> Exercise description
Take all the material and copy it exactly.
** START Dataset **
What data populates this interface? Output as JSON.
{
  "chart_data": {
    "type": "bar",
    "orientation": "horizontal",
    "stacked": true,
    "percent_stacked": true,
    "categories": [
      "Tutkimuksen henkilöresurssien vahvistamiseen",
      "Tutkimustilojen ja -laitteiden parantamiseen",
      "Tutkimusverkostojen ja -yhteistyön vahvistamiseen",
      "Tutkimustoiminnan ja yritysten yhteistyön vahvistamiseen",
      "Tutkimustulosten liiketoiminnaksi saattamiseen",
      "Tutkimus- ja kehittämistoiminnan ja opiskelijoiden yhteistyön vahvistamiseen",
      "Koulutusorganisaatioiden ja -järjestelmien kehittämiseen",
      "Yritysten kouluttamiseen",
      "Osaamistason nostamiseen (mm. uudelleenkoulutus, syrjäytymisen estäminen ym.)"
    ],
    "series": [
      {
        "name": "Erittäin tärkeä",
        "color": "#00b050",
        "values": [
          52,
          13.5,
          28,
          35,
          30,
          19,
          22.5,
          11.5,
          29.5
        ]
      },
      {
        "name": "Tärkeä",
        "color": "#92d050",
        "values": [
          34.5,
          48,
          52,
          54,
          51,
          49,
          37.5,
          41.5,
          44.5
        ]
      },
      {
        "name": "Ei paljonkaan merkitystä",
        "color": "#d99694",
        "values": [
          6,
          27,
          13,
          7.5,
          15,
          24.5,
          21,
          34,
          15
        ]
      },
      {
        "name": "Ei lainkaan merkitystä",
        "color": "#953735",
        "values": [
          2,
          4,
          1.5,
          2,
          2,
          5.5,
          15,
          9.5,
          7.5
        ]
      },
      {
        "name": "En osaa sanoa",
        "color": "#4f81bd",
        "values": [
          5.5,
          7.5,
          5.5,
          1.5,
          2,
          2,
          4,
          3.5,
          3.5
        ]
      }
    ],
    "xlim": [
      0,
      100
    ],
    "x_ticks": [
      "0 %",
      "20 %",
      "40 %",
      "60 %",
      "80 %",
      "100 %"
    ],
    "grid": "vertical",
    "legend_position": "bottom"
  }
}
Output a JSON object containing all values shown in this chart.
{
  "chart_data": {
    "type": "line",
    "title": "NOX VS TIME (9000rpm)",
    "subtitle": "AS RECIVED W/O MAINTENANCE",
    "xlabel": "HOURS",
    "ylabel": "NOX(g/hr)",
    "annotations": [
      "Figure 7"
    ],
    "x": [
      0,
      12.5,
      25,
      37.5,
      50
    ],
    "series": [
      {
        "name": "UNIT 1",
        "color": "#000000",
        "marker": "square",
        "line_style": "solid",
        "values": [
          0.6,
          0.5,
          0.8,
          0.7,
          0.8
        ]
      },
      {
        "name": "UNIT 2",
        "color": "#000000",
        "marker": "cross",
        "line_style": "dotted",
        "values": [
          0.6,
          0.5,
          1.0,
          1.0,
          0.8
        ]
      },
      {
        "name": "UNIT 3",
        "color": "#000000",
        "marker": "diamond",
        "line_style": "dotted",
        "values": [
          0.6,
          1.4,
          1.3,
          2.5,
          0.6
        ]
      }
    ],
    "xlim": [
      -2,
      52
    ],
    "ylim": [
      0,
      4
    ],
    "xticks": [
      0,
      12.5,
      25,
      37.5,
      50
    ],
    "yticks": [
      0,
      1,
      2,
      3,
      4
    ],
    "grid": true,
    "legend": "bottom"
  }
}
** END Dataset **
> Reply
What data populates this interface? Output as JSON.
{
  "chart_data": {
    "type": "bar",
    "orientation": "horizontal",
    "stacked": true,
    "percent_stacked": true,
    "categories": [
      "Tutkimuksen henkilöresurssien vahvistamiseen",
      "Tutkimustilojen ja -laitteiden parantamiseen",
      "Tutkimusverkostojen ja -yhteistyön vahvistamiseen",
      "Tutkimustoiminnan ja yritysten yhteistyön vahvistamiseen",
      "Tutkimustulosten liiketoiminnaksi saattamiseen",
      "Tutkimus- ja kehittämistoiminnan ja opiskelijoiden yhteistyön vahvistamiseen",
      "Koulutusorganisaatioiden ja -järjestelmien kehittämiseen",
      "Yritysten kouluttamiseen",
      "Osaamistason nostamiseen (mm. uudelleenkoulutus, syrjäytymisen estäminen ym.)"
    ],
    "series": [
      {
        "name": "Erittäin tärkeä",
        "color": "#00b050",
        "values": [
          52,
          13.5,
          28,
          35,
          30,
          19,
          22.5,
          11.5,
          29.5
        ]
      },
      {
        "name": "Tärkeä",
        "color": "#92d050",
        "values": [
          34.5,
          48,
          52,
          54,
          51,
          49,
          37.5,
          41.5,
          44.5
        ]
      },
      {
        "name": "Ei paljonkaan merkitystä",
        "color": "#d99694",
        "values": [
          6,
          27,
          13,
          7.5,
          15,
          24.5,
          21,
          34,
          15
        ]
      },
      {
        "name": "Ei lainkaan merkitystä",
        "color": "#953735",
        "values": [
          2,
          4,
          1.5,
          2,
          2,
          5.5,
          15,
          9.5,
          7.5
        ]
      },
      {
        "name": "En osaa sanoa",
        "color": "#4f81bd",
        "values": [
          5.5,
          7.5,
          5.5,
          1.5,
          2,
          2,
          4,
          3.5,
          3.5
        ]
      }
    ],
    "xlim": [
      0,
      100
    ],
    "x_ticks": [
      "0 %",
      "20 %",
      "40 %",
      "60 %",
      "80 %",
      "100 %"
    ],
    "grid": "vertical",
    "legend_position": "bottom"
  }
}
Output a JSON object containing all values shown in this chart.
{
  "chart_data": {
    "type": "line",
    "title": "NOX VS TIME (9000rpm)",
    "subtitle": "AS RECIVED W/O MAINTENANCE",
    "xlabel": "HOURS",
    "ylabel": "NOX(g/hr)",
    "annotations": [
      "Figure 7"
    ],
    "x": [
      0,
      12.5,
      25,
      37.5,
      50
    ],
    "series": [
      {
        "name": "UNIT 1",
        "color": "#000000",
        "marker": "square",
        "line_style": "solid",
        "values": [
          0.6,
          0.5,
          0.8,
          0.7,
          0.8
        ]
      },
      {
        "name": "UNIT 2",
        "color": "#000000",
        "marker": "cross",
        "line_style": "dotted",
        "values": [
          0.6,
          0.5,
          1.0,
          1.0,
          0.8
        ]
      },
      {
        "name": "UNIT 3",
        "color": "#000000",
        "marker": "diamond",
        "line_style": "dotted",
        "values": [
          0.6,
          1.4,
          1.3,
          2.5,
          0.6
        ]
      }
    ],
    "xlim": [
      -2,
      52
    ],
    "ylim": [
      0,
      4
    ],
    "xticks": [
      0,
      12.5,
      25,
      37.5,
      50
    ],
    "yticks": [
      0,
      1,
      2,
      3,
      4
    ],
    "grid": true,
    "legend": "bottom"
  }
}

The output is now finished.